Raw records

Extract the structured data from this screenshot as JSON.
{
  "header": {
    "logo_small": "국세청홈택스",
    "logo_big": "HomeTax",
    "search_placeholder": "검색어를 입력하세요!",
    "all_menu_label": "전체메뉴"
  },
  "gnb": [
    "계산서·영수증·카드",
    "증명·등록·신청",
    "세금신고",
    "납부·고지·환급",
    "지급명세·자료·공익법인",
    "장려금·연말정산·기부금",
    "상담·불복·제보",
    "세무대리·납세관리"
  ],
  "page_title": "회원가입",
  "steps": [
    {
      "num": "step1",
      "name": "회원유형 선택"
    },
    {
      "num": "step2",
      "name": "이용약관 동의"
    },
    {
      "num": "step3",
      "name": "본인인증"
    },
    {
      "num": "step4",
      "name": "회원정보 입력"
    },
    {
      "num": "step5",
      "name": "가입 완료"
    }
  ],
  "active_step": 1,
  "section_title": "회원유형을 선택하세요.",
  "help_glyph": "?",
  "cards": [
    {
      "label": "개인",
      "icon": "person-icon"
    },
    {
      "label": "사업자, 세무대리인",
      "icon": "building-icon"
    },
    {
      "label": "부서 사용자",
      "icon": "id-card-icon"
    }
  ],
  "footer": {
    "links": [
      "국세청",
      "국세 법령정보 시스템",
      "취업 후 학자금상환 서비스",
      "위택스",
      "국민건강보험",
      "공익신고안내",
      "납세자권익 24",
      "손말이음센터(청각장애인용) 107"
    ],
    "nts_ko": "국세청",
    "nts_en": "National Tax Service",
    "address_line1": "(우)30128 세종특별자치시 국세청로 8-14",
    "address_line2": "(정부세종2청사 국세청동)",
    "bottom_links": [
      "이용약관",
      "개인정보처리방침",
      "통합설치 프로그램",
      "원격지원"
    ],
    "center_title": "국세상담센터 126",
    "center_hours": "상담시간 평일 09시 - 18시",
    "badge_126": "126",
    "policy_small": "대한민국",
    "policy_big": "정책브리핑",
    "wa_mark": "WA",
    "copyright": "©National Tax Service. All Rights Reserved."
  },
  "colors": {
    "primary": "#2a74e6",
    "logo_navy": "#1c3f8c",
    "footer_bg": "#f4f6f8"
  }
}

WORK INSTRUCTIONS
Transcribe every entry word for word.

TASK OUTPUT
Extract the structured data from this screenshot as JSON.
{
  "header": {
    "logo_small": "국세청홈택스",
    "logo_big": "HomeTax",
    "search_placeholder": "검색어를 입력하세요!",
    "all_menu_label": "전체메뉴"
  },
  "gnb": [
    "계산서·영수증·카드",
    "증명·등록·신청",
    "세금신고",
    "납부·고지·환급",
    "지급명세·자료·공익법인",
    "장려금·연말정산·기부금",
    "상담·불복·제보",
    "세무대리·납세관리"
  ],
  "page_title": "회원가입",
  "steps": [
    {
      "num": "step1",
      "name": "회원유형 선택"
    },
    {
      "num": "step2",
      "name": "이용약관 동의"
    },
    {
      "num": "step3",
      "name": "본인인증"
    },
    {
      "num": "step4",
      "name": "회원정보 입력"
    },
    {
      "num": "step5",
      "name": "가입 완료"
    }
  ],
  "active_step": 1,
  "section_title": "회원유형을 선택하세요.",
  "help_glyph": "?",
  "cards": [
    {
      "label": "개인",
      "icon": "person-icon"
    },
    {
      "label": "사업자, 세무대리인",
      "icon": "building-icon"
    },
    {
      "label": "부서 사용자",
      "icon": "id-card-icon"
    }
  ],
  "footer": {
    "links": [
      "국세청",
      "국세 법령정보 시스템",
      "취업 후 학자금상환 서비스",
      "위택스",
      "국민건강보험",
      "공익신고안내",
      "납세자권익 24",
      "손말이음센터(청각장애인용) 107"
    ],
    "nts_ko": "국세청",
    "nts_en": "National Tax Service",
    "address_line1": "(우)30128 세종특별자치시 국세청로 8-14",
    "address_line2": "(정부세종2청사 국세청동)",
    "bottom_links": [
      "이용약관",
      "개인정보처리방침",
      "통합설치 프로그램",
      "원격지원"
    ],
    "center_title": "국세상담센터 126",
    "center_hours": "상담시간 평일 09시 - 18시",
    "badge_126": "126",
    "policy_small": "대한민국",
    "policy_big": "정책브리핑",
    "wa_mark": "WA",
    "copyright": "©National Tax Service. All Rights Reserved."
  },
  "colors": {
    "primary": "#2a74e6",
    "logo_navy": "#1c3f8c",
    "footer_bg": "#f4f6f8"
  }
}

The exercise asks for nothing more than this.